▶ _PROBLEM REQUIREMENTS_: Copy out each line in the material below that has the word "this".

Data records:
===
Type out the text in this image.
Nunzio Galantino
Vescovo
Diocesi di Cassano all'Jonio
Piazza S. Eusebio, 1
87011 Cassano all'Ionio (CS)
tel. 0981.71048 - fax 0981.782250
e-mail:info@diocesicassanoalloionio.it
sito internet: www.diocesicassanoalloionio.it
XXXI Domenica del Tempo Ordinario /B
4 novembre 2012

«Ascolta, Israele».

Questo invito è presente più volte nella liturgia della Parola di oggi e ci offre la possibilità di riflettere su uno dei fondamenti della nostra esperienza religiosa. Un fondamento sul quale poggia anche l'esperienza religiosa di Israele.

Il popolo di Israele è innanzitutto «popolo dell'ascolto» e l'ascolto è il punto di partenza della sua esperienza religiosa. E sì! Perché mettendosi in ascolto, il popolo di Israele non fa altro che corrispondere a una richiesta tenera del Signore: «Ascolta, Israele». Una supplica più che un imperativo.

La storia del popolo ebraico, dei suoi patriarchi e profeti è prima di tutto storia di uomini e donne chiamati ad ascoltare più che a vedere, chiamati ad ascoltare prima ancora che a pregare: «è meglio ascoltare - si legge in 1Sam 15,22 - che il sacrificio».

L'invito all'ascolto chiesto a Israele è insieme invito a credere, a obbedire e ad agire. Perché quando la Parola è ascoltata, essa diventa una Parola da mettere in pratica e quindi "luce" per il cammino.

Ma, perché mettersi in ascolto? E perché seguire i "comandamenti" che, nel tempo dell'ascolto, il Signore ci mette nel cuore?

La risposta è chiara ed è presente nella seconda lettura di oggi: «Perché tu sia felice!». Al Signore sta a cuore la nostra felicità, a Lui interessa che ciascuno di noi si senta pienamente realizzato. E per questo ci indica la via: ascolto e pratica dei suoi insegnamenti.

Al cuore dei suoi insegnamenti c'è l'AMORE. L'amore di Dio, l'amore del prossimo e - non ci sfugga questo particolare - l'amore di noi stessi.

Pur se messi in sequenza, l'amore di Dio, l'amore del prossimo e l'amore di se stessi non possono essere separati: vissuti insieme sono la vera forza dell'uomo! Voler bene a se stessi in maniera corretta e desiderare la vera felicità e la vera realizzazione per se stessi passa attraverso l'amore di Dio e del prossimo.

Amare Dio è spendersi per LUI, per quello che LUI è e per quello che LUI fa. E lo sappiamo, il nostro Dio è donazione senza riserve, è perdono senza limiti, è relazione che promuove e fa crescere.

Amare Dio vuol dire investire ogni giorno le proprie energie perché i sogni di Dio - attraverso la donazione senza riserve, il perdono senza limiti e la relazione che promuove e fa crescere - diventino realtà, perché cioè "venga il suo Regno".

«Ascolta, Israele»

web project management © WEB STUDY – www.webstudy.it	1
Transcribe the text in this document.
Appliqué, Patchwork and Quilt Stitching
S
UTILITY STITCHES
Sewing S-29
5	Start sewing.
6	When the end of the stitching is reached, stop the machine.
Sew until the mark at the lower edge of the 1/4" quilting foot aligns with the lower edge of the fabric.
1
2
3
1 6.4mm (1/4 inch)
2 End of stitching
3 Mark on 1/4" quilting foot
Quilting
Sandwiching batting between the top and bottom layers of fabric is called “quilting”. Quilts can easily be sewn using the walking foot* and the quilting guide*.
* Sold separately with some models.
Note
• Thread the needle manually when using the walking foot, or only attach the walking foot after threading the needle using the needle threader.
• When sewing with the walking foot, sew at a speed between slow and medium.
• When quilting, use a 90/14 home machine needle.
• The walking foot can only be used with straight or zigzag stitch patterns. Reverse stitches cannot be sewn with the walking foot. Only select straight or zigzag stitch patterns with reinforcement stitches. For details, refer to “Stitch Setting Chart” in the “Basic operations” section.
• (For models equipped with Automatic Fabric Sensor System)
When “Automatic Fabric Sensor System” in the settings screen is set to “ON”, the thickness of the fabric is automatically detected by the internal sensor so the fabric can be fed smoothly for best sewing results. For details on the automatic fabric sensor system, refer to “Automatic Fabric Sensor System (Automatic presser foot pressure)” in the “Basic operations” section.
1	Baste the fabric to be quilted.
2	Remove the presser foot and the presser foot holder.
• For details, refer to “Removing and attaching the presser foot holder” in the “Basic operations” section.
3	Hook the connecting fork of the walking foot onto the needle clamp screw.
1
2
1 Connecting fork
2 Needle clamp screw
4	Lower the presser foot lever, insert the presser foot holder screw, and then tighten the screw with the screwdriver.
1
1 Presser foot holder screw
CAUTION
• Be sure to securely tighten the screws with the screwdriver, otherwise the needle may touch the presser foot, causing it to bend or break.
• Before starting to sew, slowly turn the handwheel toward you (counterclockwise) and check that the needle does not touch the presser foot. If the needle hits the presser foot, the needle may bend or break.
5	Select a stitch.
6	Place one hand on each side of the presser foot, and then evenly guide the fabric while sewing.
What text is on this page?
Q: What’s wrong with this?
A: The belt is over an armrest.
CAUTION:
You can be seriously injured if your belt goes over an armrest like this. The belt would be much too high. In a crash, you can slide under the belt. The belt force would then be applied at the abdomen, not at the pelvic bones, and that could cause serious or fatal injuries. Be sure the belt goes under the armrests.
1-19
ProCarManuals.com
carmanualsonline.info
===
▶ _REPLY_:
Type out the text in this image.
Transcribe the text in this document.
What text is on this page?
Q: What’s wrong with this?
You can be seriously injured if your belt goes over an armrest like this. The belt would be much too high. In a crash, you can slide under the belt. The belt force would then be applied at the abdomen, not at the pelvic bones, and that could cause serious or fatal injuries. Be sure the belt goes under the armrests.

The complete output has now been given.